[Problem statement]:
Work through the data line by line, gathering every line that has the word "ARNEO".

>> Start Records

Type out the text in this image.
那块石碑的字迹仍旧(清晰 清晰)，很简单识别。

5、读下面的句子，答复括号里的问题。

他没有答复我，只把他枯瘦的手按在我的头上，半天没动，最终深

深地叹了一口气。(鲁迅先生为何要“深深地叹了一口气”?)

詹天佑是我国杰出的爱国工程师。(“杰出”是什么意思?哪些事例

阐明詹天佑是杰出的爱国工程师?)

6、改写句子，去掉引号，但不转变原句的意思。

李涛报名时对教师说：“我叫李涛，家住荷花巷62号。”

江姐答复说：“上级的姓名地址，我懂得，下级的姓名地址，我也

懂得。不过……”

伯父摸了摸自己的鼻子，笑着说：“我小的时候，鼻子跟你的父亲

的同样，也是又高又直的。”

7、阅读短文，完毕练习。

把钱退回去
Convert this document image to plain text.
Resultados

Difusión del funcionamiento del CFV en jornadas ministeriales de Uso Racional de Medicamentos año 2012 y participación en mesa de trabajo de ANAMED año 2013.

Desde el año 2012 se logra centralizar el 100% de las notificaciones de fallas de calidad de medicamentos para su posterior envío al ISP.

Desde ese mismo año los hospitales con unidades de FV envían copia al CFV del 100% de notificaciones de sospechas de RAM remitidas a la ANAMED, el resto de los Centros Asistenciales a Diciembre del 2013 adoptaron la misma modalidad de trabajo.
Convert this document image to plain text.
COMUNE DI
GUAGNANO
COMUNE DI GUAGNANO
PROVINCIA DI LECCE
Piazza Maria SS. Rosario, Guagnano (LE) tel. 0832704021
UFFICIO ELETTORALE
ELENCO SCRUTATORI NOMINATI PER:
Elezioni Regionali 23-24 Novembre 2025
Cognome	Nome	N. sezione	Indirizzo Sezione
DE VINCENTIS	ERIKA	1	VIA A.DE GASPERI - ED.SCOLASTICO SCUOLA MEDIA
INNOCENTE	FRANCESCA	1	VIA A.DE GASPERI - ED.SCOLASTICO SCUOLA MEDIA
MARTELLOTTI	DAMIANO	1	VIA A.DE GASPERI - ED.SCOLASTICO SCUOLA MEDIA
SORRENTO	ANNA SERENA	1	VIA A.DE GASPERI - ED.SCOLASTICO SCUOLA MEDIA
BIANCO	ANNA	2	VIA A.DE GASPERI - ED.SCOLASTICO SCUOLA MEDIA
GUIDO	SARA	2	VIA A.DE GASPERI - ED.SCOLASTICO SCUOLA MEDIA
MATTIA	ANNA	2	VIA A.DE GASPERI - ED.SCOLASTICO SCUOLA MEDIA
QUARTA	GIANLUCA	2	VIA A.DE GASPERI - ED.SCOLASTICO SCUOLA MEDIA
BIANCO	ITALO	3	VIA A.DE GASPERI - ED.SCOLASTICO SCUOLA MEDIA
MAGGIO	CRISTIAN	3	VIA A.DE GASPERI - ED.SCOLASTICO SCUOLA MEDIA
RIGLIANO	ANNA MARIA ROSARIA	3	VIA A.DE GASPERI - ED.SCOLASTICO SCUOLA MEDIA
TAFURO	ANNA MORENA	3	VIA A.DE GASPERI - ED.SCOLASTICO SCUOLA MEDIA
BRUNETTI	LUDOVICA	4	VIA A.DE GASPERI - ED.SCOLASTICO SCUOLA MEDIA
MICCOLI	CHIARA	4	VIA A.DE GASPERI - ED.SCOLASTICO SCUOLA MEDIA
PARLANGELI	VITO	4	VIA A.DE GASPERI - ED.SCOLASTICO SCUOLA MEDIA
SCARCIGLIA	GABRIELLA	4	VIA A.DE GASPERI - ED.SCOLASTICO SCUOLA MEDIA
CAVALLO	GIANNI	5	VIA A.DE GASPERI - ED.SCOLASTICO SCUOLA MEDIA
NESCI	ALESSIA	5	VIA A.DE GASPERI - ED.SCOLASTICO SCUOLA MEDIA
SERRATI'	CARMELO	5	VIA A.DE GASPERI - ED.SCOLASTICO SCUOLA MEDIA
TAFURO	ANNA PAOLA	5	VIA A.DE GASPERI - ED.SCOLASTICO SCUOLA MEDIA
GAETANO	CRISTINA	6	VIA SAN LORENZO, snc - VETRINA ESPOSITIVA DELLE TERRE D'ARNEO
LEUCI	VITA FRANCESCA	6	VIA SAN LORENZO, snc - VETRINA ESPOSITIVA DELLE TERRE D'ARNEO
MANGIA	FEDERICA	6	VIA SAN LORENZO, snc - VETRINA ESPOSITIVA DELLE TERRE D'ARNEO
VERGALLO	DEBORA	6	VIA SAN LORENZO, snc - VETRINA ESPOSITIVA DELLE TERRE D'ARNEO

>> End Records

[Finished answer]:
GAETANO	CRISTINA	6	VIA SAN LORENZO, snc - VETRINA ESPOSITIVA DELLE TERRE D'ARNEO
LEUCI	VITA FRANCESCA	6	VIA SAN LORENZO, snc - VETRINA ESPOSITIVA DELLE TERRE D'ARNEO
MANGIA	FEDERICA	6	VIA SAN LORENZO, snc - VETRINA ESPOSITIVA DELLE TERRE D'ARNEO
VERGALLO	DEBORA	6	VIA SAN LORENZO, snc - VETRINA ESPOSITIVA DELLE TERRE D'ARNEO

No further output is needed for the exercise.